» AIM
Find and copy each line of the records where the string "true" shows up.

======== STORED RECORDS

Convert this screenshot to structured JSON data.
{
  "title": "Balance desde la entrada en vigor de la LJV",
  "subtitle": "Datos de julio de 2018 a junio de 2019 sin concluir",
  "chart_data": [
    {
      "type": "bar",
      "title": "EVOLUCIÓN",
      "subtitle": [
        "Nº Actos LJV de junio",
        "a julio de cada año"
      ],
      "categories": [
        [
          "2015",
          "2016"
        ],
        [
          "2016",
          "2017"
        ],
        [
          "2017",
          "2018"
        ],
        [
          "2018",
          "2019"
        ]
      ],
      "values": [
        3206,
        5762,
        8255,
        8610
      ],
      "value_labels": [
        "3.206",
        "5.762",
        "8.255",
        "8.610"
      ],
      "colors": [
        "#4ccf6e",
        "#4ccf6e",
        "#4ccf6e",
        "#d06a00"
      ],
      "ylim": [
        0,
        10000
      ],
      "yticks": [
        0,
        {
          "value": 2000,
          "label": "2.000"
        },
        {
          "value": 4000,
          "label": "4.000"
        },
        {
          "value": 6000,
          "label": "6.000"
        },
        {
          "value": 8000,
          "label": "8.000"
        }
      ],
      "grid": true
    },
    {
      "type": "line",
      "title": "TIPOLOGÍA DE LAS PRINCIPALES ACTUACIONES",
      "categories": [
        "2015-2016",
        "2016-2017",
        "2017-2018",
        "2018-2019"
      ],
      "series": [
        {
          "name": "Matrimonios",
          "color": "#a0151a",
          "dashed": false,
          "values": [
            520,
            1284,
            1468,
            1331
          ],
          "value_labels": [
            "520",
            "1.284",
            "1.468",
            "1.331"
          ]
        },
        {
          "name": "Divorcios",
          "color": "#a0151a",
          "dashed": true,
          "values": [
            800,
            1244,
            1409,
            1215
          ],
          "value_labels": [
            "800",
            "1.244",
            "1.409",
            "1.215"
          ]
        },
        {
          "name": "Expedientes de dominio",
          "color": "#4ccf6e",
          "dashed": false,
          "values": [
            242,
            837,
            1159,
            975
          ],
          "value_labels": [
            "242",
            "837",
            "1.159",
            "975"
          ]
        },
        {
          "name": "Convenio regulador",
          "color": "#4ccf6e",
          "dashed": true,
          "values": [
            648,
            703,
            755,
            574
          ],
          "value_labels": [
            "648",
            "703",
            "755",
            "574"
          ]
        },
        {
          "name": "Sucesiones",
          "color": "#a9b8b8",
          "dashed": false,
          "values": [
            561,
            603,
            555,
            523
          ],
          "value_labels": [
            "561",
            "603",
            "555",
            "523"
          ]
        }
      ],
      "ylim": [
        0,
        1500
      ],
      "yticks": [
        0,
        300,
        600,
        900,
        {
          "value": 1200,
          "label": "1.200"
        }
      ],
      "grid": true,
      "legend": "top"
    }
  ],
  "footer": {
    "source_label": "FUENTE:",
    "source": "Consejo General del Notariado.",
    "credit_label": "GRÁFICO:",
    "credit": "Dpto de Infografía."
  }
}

================

» SOLUTION TO THIS TASK
      "grid": true
          "dashed": true,
          "dashed": true,
      "grid": true,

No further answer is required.